(Written instruction)
Go through the records and extract every line with the word "data".
-- start of Source records --
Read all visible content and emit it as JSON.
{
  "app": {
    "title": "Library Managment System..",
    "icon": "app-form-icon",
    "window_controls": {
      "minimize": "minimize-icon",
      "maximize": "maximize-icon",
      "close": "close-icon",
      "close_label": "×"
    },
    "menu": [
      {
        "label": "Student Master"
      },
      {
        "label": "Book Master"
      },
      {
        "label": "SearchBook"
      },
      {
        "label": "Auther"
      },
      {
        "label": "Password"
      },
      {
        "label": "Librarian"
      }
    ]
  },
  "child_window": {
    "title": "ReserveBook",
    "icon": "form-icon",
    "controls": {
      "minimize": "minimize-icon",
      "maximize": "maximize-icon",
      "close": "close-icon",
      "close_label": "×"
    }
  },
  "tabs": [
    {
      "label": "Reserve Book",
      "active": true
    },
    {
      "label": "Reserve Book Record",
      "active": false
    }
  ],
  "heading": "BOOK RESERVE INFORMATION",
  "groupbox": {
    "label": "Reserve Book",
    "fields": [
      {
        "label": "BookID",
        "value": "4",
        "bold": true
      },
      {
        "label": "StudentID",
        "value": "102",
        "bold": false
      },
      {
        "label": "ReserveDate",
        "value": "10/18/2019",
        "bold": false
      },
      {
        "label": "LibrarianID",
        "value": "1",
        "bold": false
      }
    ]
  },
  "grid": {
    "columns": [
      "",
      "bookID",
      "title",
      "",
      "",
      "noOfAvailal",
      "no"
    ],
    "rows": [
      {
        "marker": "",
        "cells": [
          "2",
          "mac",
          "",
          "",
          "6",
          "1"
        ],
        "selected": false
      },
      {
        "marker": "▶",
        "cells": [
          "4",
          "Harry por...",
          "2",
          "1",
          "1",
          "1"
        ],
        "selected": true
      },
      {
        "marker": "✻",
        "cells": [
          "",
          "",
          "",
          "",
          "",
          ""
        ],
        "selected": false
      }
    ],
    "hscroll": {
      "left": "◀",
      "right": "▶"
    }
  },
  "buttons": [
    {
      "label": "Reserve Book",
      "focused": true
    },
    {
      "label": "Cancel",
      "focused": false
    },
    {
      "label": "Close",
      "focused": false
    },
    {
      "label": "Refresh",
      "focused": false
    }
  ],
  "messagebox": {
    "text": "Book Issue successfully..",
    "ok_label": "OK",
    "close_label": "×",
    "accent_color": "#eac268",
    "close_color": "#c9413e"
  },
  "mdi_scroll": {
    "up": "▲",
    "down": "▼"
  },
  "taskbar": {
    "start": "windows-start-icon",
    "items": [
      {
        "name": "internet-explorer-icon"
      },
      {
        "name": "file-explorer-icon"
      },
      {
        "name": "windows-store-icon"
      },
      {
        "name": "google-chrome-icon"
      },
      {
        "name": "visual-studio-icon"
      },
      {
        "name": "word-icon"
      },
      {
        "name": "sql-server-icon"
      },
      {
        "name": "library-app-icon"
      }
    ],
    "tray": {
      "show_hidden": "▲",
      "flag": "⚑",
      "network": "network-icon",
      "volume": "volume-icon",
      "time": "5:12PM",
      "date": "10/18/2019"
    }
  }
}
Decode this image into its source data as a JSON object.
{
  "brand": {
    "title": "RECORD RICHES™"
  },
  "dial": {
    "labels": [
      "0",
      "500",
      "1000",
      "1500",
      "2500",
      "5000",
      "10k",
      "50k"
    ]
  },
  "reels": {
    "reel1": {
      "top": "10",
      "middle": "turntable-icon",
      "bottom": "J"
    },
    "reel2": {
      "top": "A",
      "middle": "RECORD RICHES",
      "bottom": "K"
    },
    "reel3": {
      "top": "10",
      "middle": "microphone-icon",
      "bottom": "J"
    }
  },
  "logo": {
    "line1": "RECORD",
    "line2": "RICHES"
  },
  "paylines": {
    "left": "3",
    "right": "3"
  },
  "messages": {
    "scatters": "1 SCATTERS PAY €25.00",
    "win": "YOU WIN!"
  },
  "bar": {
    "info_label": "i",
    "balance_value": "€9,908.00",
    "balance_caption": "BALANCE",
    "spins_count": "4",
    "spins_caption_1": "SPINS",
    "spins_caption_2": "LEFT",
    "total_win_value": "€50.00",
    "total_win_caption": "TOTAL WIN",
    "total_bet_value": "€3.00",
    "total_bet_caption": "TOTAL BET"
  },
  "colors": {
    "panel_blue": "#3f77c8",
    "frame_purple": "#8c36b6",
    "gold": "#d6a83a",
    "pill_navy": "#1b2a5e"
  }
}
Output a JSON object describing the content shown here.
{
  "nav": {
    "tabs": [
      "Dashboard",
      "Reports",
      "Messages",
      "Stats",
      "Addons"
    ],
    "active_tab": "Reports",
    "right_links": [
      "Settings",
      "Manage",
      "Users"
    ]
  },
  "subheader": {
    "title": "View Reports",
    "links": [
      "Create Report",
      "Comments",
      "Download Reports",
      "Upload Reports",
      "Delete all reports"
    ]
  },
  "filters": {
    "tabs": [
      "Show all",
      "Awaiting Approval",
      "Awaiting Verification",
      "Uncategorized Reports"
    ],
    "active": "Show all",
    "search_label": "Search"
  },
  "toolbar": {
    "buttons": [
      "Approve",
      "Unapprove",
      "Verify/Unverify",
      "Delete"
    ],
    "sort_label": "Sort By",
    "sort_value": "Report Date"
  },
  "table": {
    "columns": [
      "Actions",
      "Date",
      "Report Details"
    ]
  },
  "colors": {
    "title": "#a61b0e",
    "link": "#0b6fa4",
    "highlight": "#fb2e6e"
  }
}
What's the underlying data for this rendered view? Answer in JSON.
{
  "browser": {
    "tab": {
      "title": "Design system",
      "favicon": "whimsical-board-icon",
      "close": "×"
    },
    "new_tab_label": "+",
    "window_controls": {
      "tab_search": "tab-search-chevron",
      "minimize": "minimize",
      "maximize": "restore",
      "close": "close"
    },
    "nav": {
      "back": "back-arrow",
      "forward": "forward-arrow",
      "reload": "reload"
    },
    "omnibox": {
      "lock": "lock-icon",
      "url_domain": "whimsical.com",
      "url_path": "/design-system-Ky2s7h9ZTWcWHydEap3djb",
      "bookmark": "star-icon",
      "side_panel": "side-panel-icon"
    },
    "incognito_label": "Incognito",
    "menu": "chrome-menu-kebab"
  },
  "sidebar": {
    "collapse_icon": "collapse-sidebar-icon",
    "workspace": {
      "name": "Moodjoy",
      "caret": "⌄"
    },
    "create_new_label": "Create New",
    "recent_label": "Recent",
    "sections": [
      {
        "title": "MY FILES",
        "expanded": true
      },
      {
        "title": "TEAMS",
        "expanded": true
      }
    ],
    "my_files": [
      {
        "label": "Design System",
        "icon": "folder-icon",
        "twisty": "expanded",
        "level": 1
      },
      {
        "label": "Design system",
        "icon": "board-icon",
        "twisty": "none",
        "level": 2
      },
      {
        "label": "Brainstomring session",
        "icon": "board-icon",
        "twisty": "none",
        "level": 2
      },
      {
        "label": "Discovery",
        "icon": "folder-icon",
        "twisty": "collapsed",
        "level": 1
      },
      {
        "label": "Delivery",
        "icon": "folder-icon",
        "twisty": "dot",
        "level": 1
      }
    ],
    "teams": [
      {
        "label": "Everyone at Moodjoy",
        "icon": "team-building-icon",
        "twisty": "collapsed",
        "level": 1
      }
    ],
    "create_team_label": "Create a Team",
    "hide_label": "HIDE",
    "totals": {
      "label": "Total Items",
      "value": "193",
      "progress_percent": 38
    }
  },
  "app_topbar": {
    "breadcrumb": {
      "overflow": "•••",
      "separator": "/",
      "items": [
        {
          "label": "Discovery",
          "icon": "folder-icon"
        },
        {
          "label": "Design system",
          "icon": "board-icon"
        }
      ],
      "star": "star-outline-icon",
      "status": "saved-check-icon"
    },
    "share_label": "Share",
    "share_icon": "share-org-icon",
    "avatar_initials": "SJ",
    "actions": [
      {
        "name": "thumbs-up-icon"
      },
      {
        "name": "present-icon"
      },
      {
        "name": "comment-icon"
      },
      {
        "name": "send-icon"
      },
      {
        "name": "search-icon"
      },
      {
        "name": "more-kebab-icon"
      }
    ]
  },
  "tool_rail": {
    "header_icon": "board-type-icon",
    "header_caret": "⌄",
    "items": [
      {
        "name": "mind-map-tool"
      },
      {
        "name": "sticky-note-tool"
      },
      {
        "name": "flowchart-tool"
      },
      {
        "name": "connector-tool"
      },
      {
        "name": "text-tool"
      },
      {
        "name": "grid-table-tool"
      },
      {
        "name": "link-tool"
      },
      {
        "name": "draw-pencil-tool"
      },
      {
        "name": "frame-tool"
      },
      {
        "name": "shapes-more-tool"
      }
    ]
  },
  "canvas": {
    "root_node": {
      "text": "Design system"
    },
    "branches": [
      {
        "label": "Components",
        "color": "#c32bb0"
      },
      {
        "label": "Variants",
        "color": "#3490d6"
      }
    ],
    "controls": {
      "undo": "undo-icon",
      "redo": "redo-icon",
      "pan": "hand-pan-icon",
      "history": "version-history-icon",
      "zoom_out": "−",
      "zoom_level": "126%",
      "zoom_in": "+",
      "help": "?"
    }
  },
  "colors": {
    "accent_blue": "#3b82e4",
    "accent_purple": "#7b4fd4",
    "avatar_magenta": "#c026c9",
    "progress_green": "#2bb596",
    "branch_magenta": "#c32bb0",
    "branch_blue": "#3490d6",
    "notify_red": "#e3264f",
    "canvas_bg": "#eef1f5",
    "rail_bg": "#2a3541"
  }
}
-- end of Source records --
(Written response)
Decode this image into its source data as a JSON object.
What's the underlying data for this rendered view? Answer in JSON.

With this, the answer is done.